─── Material for the task ───

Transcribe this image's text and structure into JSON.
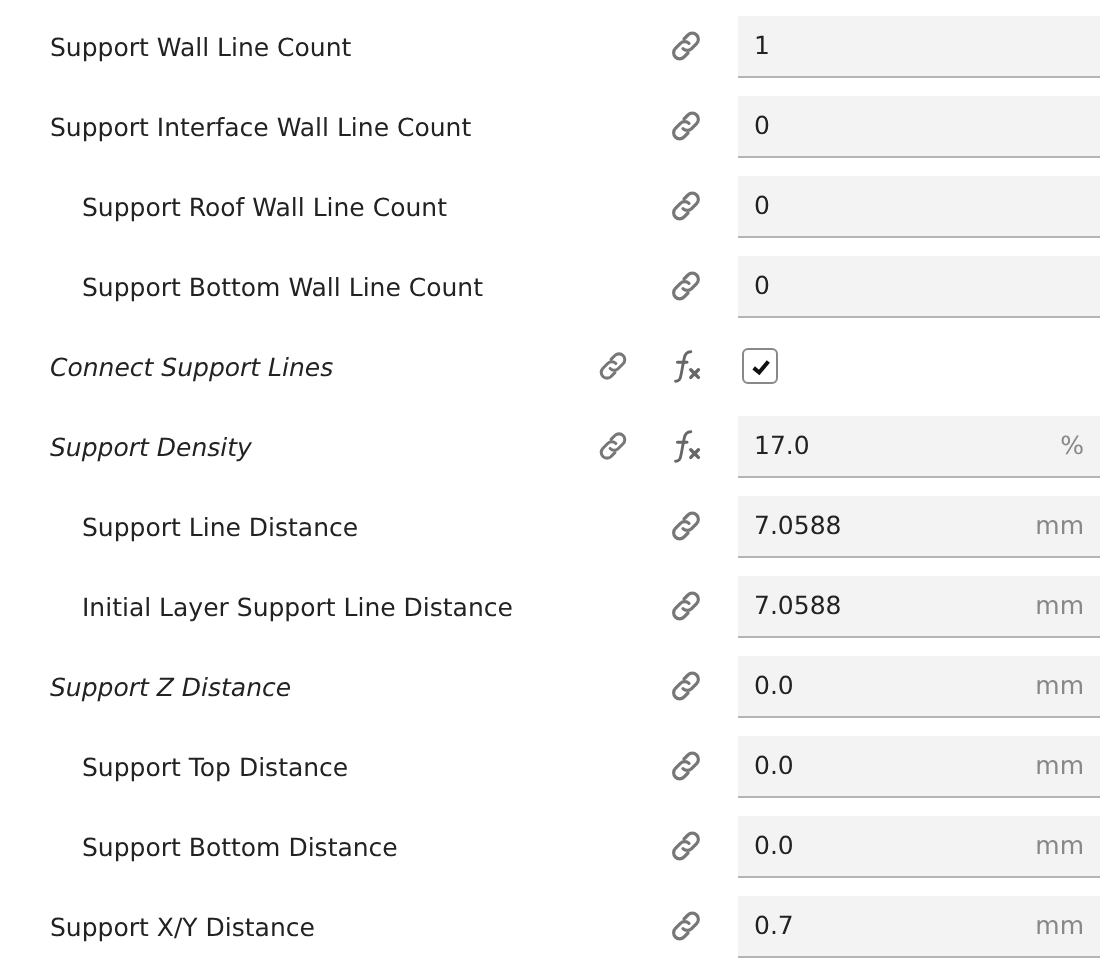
{
  "settings": [
    {
      "label": "Support Wall Line Count",
      "kind": "number",
      "value": "1",
      "modified": false,
      "formula": false
    },
    {
      "label": "Support Interface Wall Line Count",
      "kind": "number",
      "value": "0",
      "modified": false,
      "formula": false,
      "children": [
        {
          "label": "Support Roof Wall Line Count",
          "kind": "number",
          "value": "0",
          "modified": false,
          "formula": false
        },
        {
          "label": "Support Bottom Wall Line Count",
          "kind": "number",
          "value": "0",
          "modified": false,
          "formula": false
        }
      ]
    },
    {
      "label": "Connect Support Lines",
      "kind": "checkbox",
      "checked": true,
      "modified": true,
      "formula": true
    },
    {
      "label": "Support Density",
      "kind": "number",
      "value": "17.0",
      "unit": "%",
      "modified": true,
      "formula": true,
      "children": [
        {
          "label": "Support Line Distance",
          "kind": "number",
          "value": "7.0588",
          "unit": "mm",
          "modified": false,
          "formula": false
        },
        {
          "label": "Initial Layer Support Line Distance",
          "kind": "number",
          "value": "7.0588",
          "unit": "mm",
          "modified": false,
          "formula": false
        }
      ]
    },
    {
      "label": "Support Z Distance",
      "kind": "number",
      "value": "0.0",
      "unit": "mm",
      "modified": true,
      "formula": false,
      "children": [
        {
          "label": "Support Top Distance",
          "kind": "number",
          "value": "0.0",
          "unit": "mm",
          "modified": false,
          "formula": false
        },
        {
          "label": "Support Bottom Distance",
          "kind": "number",
          "value": "0.0",
          "unit": "mm",
          "modified": false,
          "formula": false
        }
      ]
    },
    {
      "label": "Support X/Y Distance",
      "kind": "number",
      "value": "0.7",
      "unit": "mm",
      "modified": false,
      "formula": false
    }
  ]
}
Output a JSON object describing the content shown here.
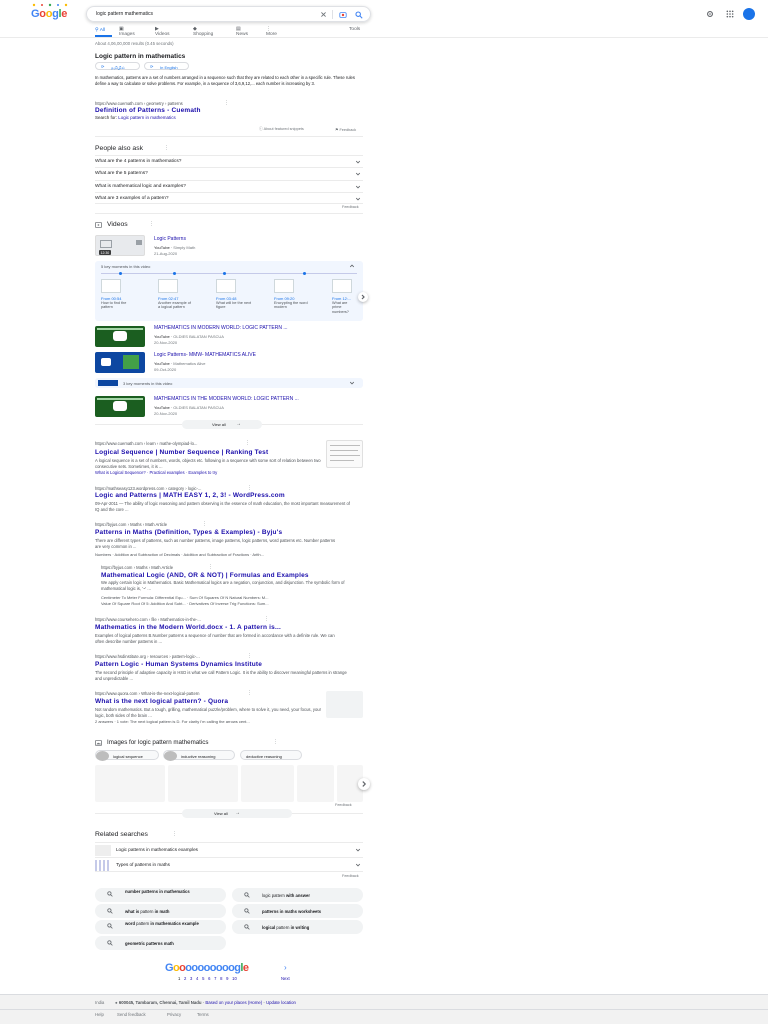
{
  "search": {
    "query": "logic pattern mathematics"
  },
  "tabs": [
    {
      "label": "All"
    },
    {
      "label": "Images"
    },
    {
      "label": "Videos"
    },
    {
      "label": "Shopping"
    },
    {
      "label": "News"
    },
    {
      "label": "More"
    }
  ],
  "tools_label": "Tools",
  "result_stats": "About 4,06,00,000 results (0.45 seconds)",
  "featured": {
    "heading": "Logic pattern in mathematics",
    "lang1": "தமிழில்",
    "lang2": "In English",
    "text": "In mathematics, patterns are a set of numbers arranged in a sequence such that they are related to each other in a specific rule. These rules define a way to calculate or solve problems. For example, in a sequence of 3,6,9,12,... each number is increasing by 3.",
    "url": "https://www.cuemath.com › geometry › patterns",
    "title": "Definition of Patterns - Cuemath",
    "search_for_prefix": "Search for:",
    "search_for_link": "Logic pattern in mathematics",
    "about": "About featured snippets",
    "feedback": "Feedback"
  },
  "paa": {
    "heading": "People also ask",
    "items": [
      "What are the 4 patterns in mathematics?",
      "What are the 5 patterns?",
      "What is mathematical logic and examples?",
      "What are 3 examples of a pattern?"
    ],
    "feedback": "Feedback"
  },
  "videos": {
    "heading": "Videos",
    "v1": {
      "title": "Logic Patterns",
      "source": "YouTube",
      "channel": "Simply Math",
      "date": "21-Aug-2020",
      "duration": "12:30"
    },
    "key_moments": "5 key moments in this video",
    "moments": [
      {
        "from": "From 00:54",
        "desc": "How to find the pattern"
      },
      {
        "from": "From 02:47",
        "desc": "Another example of a logical pattern"
      },
      {
        "from": "From 03:48",
        "desc": "What will be the next figure"
      },
      {
        "from": "From 09:20",
        "desc": "Encrypting the word modern"
      },
      {
        "from": "From 12:...",
        "desc": "What are prime numbers?"
      }
    ],
    "v2": {
      "title": "MATHEMATICS IN MODERN WORLD: LOGIC PATTERN ...",
      "source": "YouTube",
      "channel": "OLDIES BALATAN PASCUA",
      "date": "20-Nov-2020"
    },
    "v3": {
      "title": "Logic Patterns- MMW- MATHEMATICS ALIVE",
      "source": "YouTube",
      "channel": "Mathematics Alive",
      "date": "09-Oct-2020"
    },
    "key_moments2": "3 key moments in this video",
    "v4": {
      "title": "MATHEMATICS IN THE MODERN WORLD: LOGIC PATTERN ...",
      "source": "YouTube",
      "channel": "OLDIES BALATAN PASCUA",
      "date": "20-Nov-2020"
    },
    "view_all": "View all"
  },
  "results": [
    {
      "url": "https://www.cuemath.com › learn › mathe-olympiad-lo...",
      "title": "Logical Sequence | Number Sequence | Ranking Test",
      "snippet": "A logical sequence is a set of numbers, words, objects etc. following in a sequence with some sort of relation between two consecutive sets. Sometimes, it is ...",
      "links": "What is Logical Sequence? · Practical examples · Examples to try"
    },
    {
      "url": "https://mathseasy123.wordpress.com › category › logic-...",
      "title": "Logic and Patterns | MATH EASY 1, 2, 3! - WordPress.com",
      "snippet": "09-Apr-2011 — The ability of logic reasoning and pattern observing is the essence of math education, the most important measurement of IQ and the core ..."
    },
    {
      "url": "https://byjus.com › Maths › Math Article",
      "title": "Patterns in Maths (Definition, Types & Examples) - Byju's",
      "snippet": "There are different types of patterns, such as number patterns, image patterns, logic patterns, word patterns etc. Number patterns are very common in ...",
      "links": "Numbers · Addition and Subtraction of Decimals · Addition and Subtraction of Fractions · Arith..."
    },
    {
      "url": "https://byjus.com › Maths › Math Article",
      "title": "Mathematical Logic (AND, OR & NOT) | Formulas and Examples",
      "snippet": "We apply certain logic in Mathematics. Basic Mathematical logics are a negation, conjunction, and disjunction. The symbolic form of mathematical logic is, '~' ...",
      "links1": "Centimeter To Meter Formula: Differential Equ... · Sum Of Squares Of N Natural Numbers: M...",
      "links2": "Value Of Square Root Of 5: Addition And Subt... · Derivatives Of Inverse Trig Functions: Sum..."
    },
    {
      "url": "https://www.coursehero.com › file › Mathematics-in-the-...",
      "title": "Mathematics in the Modern World.docx - 1. A pattern is...",
      "snippet": "Examples of logical patterns B.Number patterns a sequence of number that are formed in accordance with a definite rule. We can often describe number patterns in ..."
    },
    {
      "url": "https://www.hsdinstitute.org › resources › pattern-logic-...",
      "title": "Pattern Logic - Human Systems Dynamics Institute",
      "snippet": "The second principle of adaptive capacity in HSD is what we call Pattern Logic. It is the ability to discover meaningful patterns in strange and unpredictable ..."
    },
    {
      "url": "https://www.quora.com › What-is-the-next-logical-pattern",
      "title": "What is the next logical pattern? - Quora",
      "snippet": "Not random mathematics. But a tough, grilling, mathematical puzzle/problem, where to solve it, you need, your focus, your logic, both sides of the brain ...",
      "answers": "2 answers · 1 vote: The next logical pattern is D. For clarity I'm calling the arrows cent..."
    }
  ],
  "images": {
    "heading": "Images for logic pattern mathematics",
    "chips": [
      "logical sequence",
      "inductive reasoning",
      "deductive reasoning"
    ],
    "feedback": "Feedback",
    "view_all": "View all"
  },
  "related": {
    "heading": "Related searches",
    "expand": [
      "Logic patterns in mathematics examples",
      "Types of patterns in maths"
    ],
    "feedback": "Feedback",
    "chips": [
      {
        "pre": "",
        "bold": "number patterns in mathematics",
        "post": ""
      },
      {
        "pre": "logic pattern ",
        "bold": "with answer",
        "post": ""
      },
      {
        "pre": "",
        "bold": "what is",
        "post": " pattern ",
        "bold2": "in math"
      },
      {
        "pre": "",
        "bold": "patterns in maths worksheets",
        "post": ""
      },
      {
        "pre": "",
        "bold": "word",
        "post": " pattern ",
        "bold2": "in mathematics example"
      },
      {
        "pre": "",
        "bold": "logical",
        "post": " pattern ",
        "bold2": "in writing"
      },
      {
        "pre": "",
        "bold": "geometric patterns math",
        "post": ""
      }
    ]
  },
  "pagination": {
    "pages": [
      "1",
      "2",
      "3",
      "4",
      "5",
      "6",
      "7",
      "8",
      "9",
      "10"
    ],
    "next": "Next"
  },
  "footer": {
    "country": "India",
    "location": "600045, Tambaram, Chennai, Tamil Nadu",
    "based_on": "Based on your places (Home)",
    "update": "Update location",
    "links": [
      "Help",
      "Send feedback",
      "Privacy",
      "Terms"
    ]
  },
  "colors": {
    "link": "#1a0dab",
    "accent": "#1a73e8",
    "text": "#202124",
    "muted": "#70757a"
  }
}
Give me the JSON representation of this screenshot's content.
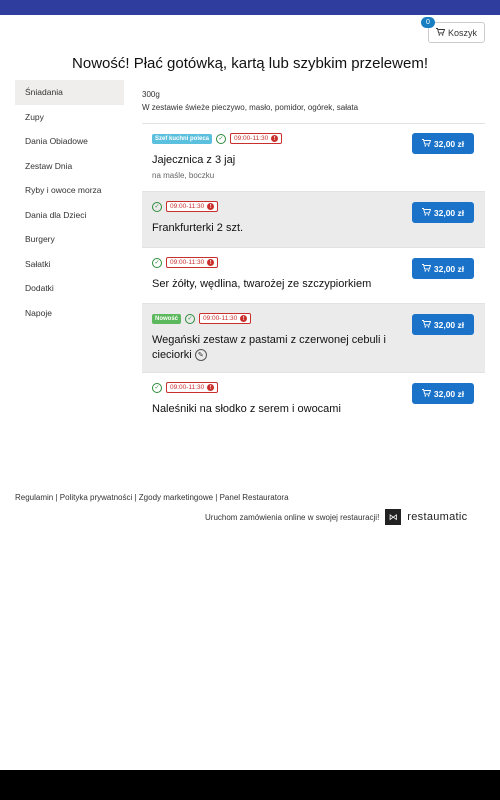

───

> _Written problem_
Find the word "such" in the entries above and gather every line that holds it.

> _Answer to the task_
    "text": "In mathematics, patterns are a set of numbers arranged in a sequence such that they are related to each other in a specific rule. These rules define a way to calculate or solve problems. For example, in a sequence of 3,6,9,12,... each number is increasing by 3.",
      "snippet": "There are different types of patterns, such as number patterns, image patterns, logic patterns, word patterns etc. Number patterns are very common in ...",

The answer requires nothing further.